What is asked -
Skip the pictures. Repeat everything else in the records word for word.

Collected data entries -
◆ ◆ ◆ ◆

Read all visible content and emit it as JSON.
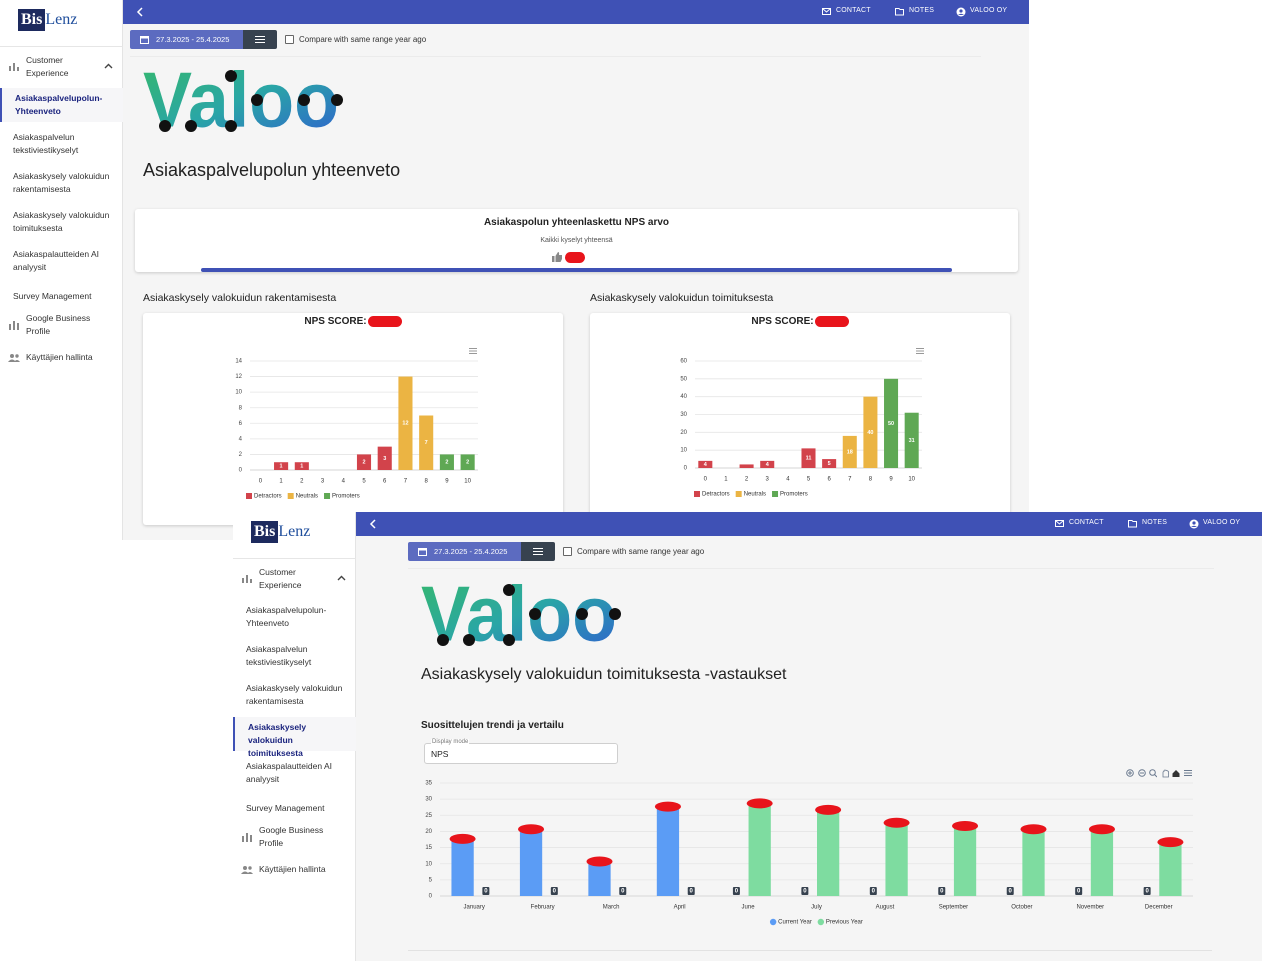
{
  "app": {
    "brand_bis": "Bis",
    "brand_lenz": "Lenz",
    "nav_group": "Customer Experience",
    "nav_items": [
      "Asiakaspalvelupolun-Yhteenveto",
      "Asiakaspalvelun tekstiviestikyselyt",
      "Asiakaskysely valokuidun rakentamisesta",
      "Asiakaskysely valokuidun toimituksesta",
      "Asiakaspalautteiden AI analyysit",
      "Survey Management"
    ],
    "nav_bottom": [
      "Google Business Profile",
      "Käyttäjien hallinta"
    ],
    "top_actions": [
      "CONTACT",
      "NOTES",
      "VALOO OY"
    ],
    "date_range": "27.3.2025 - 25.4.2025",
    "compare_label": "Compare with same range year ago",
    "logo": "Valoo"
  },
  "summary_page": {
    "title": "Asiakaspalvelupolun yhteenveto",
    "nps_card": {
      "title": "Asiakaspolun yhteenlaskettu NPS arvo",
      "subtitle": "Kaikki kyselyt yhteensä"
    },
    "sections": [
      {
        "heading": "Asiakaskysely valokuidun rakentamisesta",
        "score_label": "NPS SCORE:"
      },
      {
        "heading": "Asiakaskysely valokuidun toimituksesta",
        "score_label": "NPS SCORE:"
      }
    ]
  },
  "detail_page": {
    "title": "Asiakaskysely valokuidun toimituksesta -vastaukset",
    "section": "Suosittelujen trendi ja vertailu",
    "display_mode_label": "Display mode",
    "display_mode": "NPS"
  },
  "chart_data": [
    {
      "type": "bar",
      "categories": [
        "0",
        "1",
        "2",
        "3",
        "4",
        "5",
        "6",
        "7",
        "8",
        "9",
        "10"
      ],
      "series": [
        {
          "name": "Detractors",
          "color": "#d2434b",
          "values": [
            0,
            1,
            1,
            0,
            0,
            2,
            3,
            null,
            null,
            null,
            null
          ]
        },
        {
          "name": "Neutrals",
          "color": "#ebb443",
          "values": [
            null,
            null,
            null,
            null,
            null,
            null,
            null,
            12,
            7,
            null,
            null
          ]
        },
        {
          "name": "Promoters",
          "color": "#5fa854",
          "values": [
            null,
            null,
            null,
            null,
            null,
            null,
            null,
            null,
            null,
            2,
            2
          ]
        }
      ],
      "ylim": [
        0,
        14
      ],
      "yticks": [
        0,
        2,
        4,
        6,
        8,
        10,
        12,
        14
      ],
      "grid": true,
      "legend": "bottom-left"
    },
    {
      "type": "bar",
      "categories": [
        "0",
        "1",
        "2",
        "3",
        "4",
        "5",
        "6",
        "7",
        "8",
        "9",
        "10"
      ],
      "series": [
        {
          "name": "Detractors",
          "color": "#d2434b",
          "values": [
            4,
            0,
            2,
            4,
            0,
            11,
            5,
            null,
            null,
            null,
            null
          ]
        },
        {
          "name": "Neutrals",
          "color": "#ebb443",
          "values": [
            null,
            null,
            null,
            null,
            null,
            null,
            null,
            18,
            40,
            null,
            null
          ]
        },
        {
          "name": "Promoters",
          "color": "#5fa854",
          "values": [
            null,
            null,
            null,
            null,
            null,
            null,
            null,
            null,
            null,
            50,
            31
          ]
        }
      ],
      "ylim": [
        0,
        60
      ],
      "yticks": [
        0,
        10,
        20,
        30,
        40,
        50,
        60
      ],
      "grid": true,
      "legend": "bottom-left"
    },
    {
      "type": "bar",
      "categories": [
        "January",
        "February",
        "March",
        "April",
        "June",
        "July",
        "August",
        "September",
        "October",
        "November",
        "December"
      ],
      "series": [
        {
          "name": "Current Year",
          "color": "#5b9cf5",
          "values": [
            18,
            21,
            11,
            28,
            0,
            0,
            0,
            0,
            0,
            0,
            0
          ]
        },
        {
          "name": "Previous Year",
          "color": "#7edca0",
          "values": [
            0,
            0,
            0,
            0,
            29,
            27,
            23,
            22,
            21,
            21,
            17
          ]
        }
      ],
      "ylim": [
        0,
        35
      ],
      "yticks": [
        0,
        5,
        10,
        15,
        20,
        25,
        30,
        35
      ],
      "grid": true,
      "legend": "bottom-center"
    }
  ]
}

◆ ◆ ◆ ◆

The reply -
Read all visible content and emit it as JSON.
{
  "app": {
    "brand_bis": "Bis",
    "brand_lenz": "Lenz",
    "nav_group": "Customer Experience",
    "nav_items": [
      "Asiakaspalvelupolun-Yhteenveto",
      "Asiakaspalvelun tekstiviestikyselyt",
      "Asiakaskysely valokuidun rakentamisesta",
      "Asiakaskysely valokuidun toimituksesta",
      "Asiakaspalautteiden AI analyysit",
      "Survey Management"
    ],
    "nav_bottom": [
      "Google Business Profile",
      "Käyttäjien hallinta"
    ],
    "top_actions": [
      "CONTACT",
      "NOTES",
      "VALOO OY"
    ],
    "date_range": "27.3.2025 - 25.4.2025",
    "compare_label": "Compare with same range year ago",
    "logo": "Valoo"
  },
  "summary_page": {
    "title": "Asiakaspalvelupolun yhteenveto",
    "nps_card": {
      "title": "Asiakaspolun yhteenlaskettu NPS arvo",
      "subtitle": "Kaikki kyselyt yhteensä"
    },
    "sections": [
      {
        "heading": "Asiakaskysely valokuidun rakentamisesta",
        "score_label": "NPS SCORE:"
      },
      {
        "heading": "Asiakaskysely valokuidun toimituksesta",
        "score_label": "NPS SCORE:"
      }
    ]
  },
  "detail_page": {
    "title": "Asiakaskysely valokuidun toimituksesta -vastaukset",
    "section": "Suosittelujen trendi ja vertailu",
    "display_mode_label": "Display mode",
    "display_mode": "NPS"
  },
  "chart_data": [
    {
      "type": "bar",
      "categories": [
        "0",
        "1",
        "2",
        "3",
        "4",
        "5",
        "6",
        "7",
        "8",
        "9",
        "10"
      ],
      "series": [
        {
          "name": "Detractors",
          "color": "#d2434b",
          "values": [
            0,
            1,
            1,
            0,
            0,
            2,
            3,
            null,
            null,
            null,
            null
          ]
        },
        {
          "name": "Neutrals",
          "color": "#ebb443",
          "values": [
            null,
            null,
            null,
            null,
            null,
            null,
            null,
            12,
            7,
            null,
            null
          ]
        },
        {
          "name": "Promoters",
          "color": "#5fa854",
          "values": [
            null,
            null,
            null,
            null,
            null,
            null,
            null,
            null,
            null,
            2,
            2
          ]
        }
      ],
      "ylim": [
        0,
        14
      ],
      "yticks": [
        0,
        2,
        4,
        6,
        8,
        10,
        12,
        14
      ],
      "grid": true,
      "legend": "bottom-left"
    },
    {
      "type": "bar",
      "categories": [
        "0",
        "1",
        "2",
        "3",
        "4",
        "5",
        "6",
        "7",
        "8",
        "9",
        "10"
      ],
      "series": [
        {
          "name": "Detractors",
          "color": "#d2434b",
          "values": [
            4,
            0,
            2,
            4,
            0,
            11,
            5,
            null,
            null,
            null,
            null
          ]
        },
        {
          "name": "Neutrals",
          "color": "#ebb443",
          "values": [
            null,
            null,
            null,
            null,
            null,
            null,
            null,
            18,
            40,
            null,
            null
          ]
        },
        {
          "name": "Promoters",
          "color": "#5fa854",
          "values": [
            null,
            null,
            null,
            null,
            null,
            null,
            null,
            null,
            null,
            50,
            31
          ]
        }
      ],
      "ylim": [
        0,
        60
      ],
      "yticks": [
        0,
        10,
        20,
        30,
        40,
        50,
        60
      ],
      "grid": true,
      "legend": "bottom-left"
    },
    {
      "type": "bar",
      "categories": [
        "January",
        "February",
        "March",
        "April",
        "June",
        "July",
        "August",
        "September",
        "October",
        "November",
        "December"
      ],
      "series": [
        {
          "name": "Current Year",
          "color": "#5b9cf5",
          "values": [
            18,
            21,
            11,
            28,
            0,
            0,
            0,
            0,
            0,
            0,
            0
          ]
        },
        {
          "name": "Previous Year",
          "color": "#7edca0",
          "values": [
            0,
            0,
            0,
            0,
            29,
            27,
            23,
            22,
            21,
            21,
            17
          ]
        }
      ],
      "ylim": [
        0,
        35
      ],
      "yticks": [
        0,
        5,
        10,
        15,
        20,
        25,
        30,
        35
      ],
      "grid": true,
      "legend": "bottom-center"
    }
  ]
}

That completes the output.